SUPPLIED DATA -
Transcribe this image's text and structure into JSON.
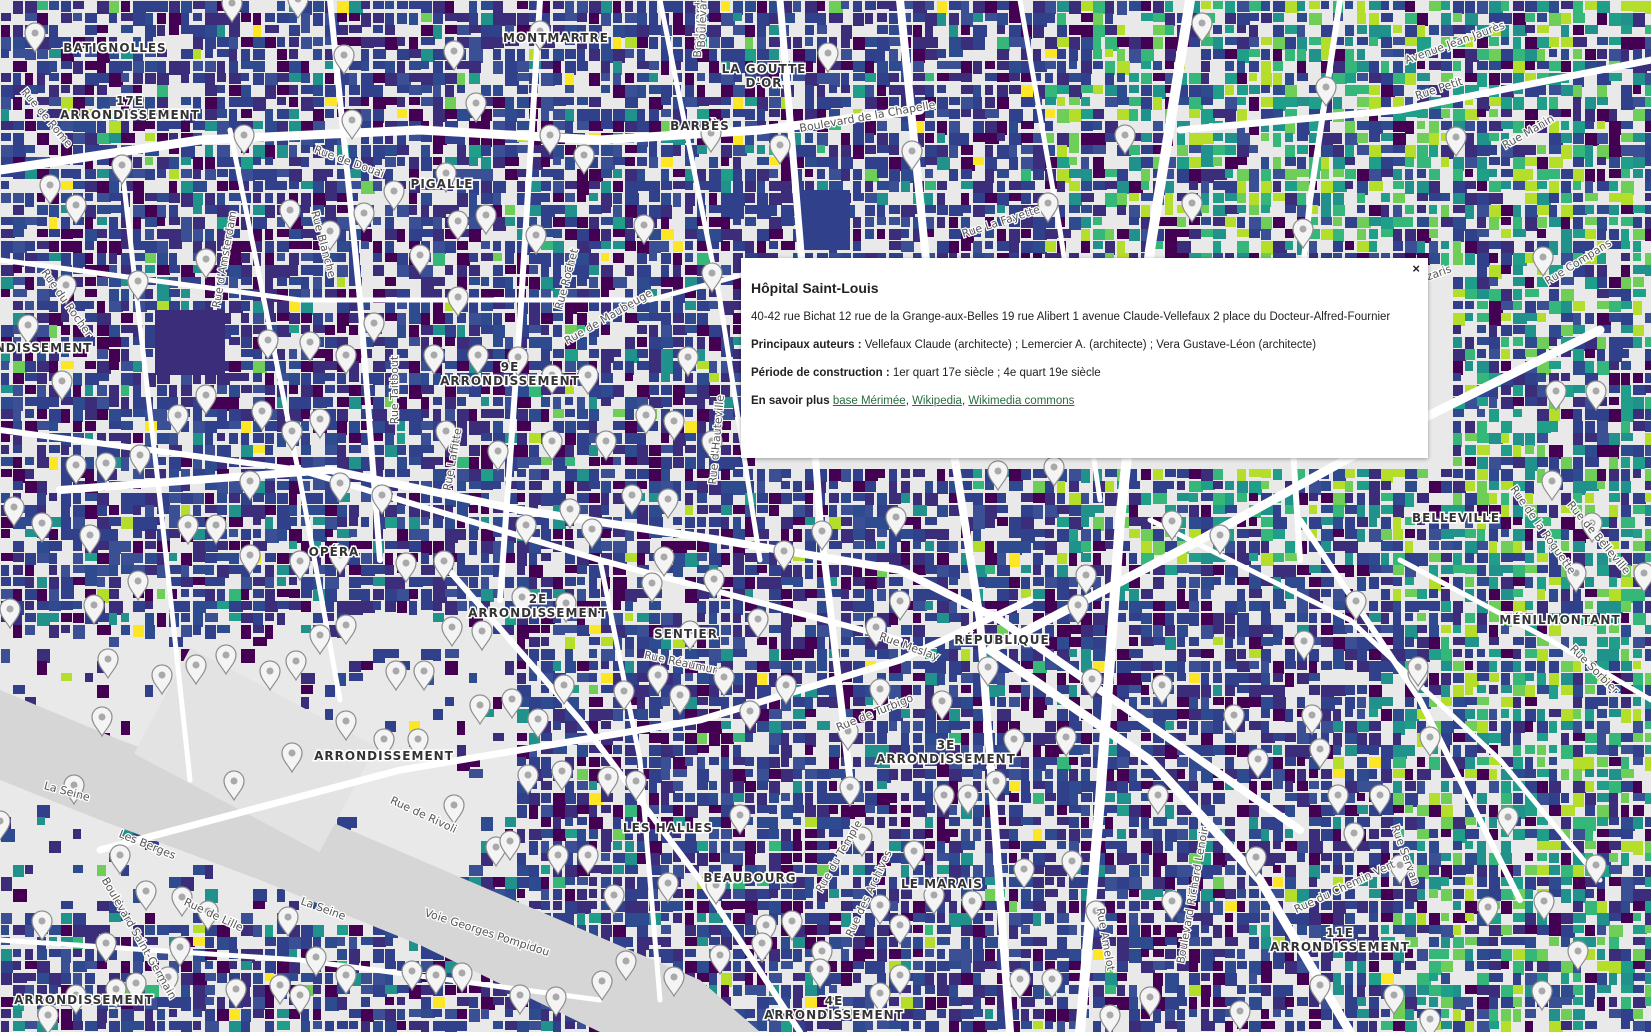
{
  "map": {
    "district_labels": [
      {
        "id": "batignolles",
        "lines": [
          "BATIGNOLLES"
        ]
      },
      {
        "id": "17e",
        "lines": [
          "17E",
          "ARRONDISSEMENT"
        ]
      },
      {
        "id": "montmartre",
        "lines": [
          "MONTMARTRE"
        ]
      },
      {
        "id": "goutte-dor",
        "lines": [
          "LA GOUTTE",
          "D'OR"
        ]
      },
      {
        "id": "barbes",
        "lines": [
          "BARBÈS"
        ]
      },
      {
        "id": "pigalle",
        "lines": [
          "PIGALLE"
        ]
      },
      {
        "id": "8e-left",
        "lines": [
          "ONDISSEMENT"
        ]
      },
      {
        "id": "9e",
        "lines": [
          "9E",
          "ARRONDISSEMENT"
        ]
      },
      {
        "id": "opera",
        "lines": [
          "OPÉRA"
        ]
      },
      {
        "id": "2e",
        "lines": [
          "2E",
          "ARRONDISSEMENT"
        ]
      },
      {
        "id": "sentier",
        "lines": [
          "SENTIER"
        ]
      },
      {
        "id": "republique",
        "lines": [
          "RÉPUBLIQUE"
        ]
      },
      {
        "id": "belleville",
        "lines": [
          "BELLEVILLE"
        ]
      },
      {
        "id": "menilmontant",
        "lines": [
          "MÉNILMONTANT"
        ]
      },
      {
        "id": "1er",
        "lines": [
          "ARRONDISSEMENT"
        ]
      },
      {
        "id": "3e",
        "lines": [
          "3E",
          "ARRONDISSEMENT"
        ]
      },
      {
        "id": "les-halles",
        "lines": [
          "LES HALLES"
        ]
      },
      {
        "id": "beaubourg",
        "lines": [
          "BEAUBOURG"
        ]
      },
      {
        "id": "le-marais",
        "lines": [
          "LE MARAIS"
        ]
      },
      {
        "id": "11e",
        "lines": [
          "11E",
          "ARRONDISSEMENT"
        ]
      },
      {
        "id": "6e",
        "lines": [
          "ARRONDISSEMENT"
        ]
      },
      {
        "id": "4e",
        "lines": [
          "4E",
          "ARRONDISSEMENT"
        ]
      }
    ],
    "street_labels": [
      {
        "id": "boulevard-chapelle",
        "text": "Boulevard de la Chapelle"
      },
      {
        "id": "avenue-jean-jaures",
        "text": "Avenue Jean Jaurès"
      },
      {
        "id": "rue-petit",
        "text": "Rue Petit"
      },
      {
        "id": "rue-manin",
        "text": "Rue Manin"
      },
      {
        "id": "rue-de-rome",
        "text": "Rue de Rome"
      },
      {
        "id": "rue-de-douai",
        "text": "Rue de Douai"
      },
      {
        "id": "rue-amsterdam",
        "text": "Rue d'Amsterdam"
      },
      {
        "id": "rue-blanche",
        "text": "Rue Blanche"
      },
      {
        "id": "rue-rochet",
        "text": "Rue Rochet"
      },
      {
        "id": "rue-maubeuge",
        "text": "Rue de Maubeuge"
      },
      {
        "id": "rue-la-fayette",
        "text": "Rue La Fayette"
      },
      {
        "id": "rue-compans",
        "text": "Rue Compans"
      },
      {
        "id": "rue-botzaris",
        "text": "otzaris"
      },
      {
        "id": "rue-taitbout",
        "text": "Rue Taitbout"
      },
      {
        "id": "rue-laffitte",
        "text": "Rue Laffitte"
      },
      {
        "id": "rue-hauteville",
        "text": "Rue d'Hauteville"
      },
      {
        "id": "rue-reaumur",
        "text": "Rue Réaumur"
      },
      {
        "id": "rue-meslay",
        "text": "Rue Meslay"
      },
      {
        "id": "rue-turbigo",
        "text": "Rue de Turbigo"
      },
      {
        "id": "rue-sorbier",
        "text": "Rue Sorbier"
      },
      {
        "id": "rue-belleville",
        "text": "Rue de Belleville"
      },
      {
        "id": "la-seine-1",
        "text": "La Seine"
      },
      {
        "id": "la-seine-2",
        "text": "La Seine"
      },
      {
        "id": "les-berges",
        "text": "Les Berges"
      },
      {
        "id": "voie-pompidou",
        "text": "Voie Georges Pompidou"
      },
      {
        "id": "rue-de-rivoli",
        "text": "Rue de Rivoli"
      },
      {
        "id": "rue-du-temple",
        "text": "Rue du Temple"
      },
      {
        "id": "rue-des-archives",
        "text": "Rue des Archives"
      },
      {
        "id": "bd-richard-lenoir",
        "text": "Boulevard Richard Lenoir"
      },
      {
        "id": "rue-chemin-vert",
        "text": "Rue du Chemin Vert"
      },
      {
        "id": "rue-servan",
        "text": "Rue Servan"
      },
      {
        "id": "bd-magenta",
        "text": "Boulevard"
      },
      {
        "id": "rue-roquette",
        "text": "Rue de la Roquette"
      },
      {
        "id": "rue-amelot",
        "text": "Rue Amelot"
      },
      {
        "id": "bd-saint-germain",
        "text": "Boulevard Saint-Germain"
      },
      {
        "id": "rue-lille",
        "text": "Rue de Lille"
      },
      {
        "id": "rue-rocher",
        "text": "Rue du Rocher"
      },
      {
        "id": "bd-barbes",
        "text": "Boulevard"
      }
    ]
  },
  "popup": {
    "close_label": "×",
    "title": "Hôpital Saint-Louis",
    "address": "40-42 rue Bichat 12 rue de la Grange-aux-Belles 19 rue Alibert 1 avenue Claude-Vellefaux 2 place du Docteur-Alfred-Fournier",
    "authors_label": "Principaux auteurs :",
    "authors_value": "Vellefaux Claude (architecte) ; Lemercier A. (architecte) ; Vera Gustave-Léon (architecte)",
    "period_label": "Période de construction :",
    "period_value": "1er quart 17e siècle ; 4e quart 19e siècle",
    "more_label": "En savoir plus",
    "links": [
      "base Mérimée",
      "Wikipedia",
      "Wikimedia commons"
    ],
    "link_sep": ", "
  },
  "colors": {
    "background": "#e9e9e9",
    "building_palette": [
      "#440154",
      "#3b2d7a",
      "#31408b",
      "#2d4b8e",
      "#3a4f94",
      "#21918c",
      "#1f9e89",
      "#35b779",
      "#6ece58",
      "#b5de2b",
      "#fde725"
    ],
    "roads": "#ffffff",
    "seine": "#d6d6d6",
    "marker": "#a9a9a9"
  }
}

---

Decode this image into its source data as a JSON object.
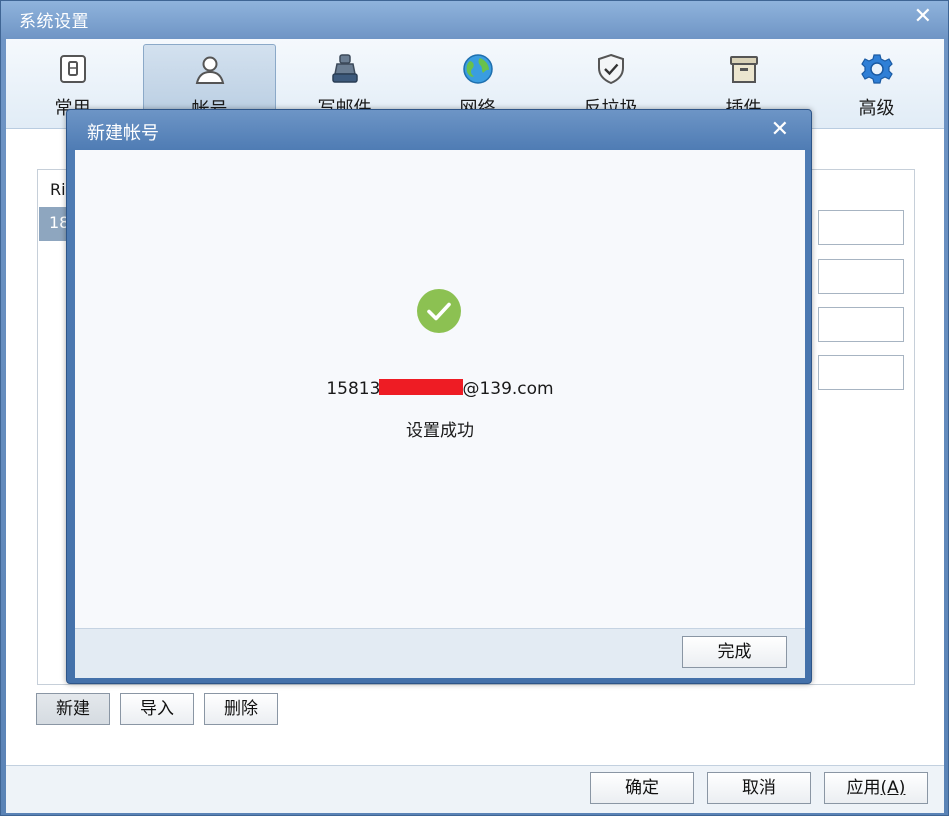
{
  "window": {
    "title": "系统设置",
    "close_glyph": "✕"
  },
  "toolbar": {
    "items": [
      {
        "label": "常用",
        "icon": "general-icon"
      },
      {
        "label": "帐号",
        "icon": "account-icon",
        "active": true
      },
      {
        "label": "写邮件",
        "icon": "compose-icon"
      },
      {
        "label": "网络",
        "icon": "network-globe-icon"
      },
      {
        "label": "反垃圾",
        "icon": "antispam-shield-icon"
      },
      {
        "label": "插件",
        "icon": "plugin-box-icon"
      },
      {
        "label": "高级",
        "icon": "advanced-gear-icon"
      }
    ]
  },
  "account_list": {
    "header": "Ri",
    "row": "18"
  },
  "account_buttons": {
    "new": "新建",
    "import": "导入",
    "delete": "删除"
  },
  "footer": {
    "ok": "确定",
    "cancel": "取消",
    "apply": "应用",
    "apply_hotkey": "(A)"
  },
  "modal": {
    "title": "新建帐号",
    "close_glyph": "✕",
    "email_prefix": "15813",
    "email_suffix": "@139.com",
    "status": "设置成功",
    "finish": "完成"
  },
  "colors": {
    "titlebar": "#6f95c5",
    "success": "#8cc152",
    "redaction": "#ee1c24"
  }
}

GIVEN REQUEST -
Copy every line above that includes the string "Claude".

FINAL ANSWER -
    "address": "40-42 rue Bichat 12 rue de la Grange-aux-Belles 19 rue Alibert 1 avenue Claude-Vellefaux 2 place du Docteur-Alfred-Fournier",
    "authors_value": "Vellefaux Claude (architecte) ; Lemercier A. (architecte) ; Vera Gustave-Léon (architecte)",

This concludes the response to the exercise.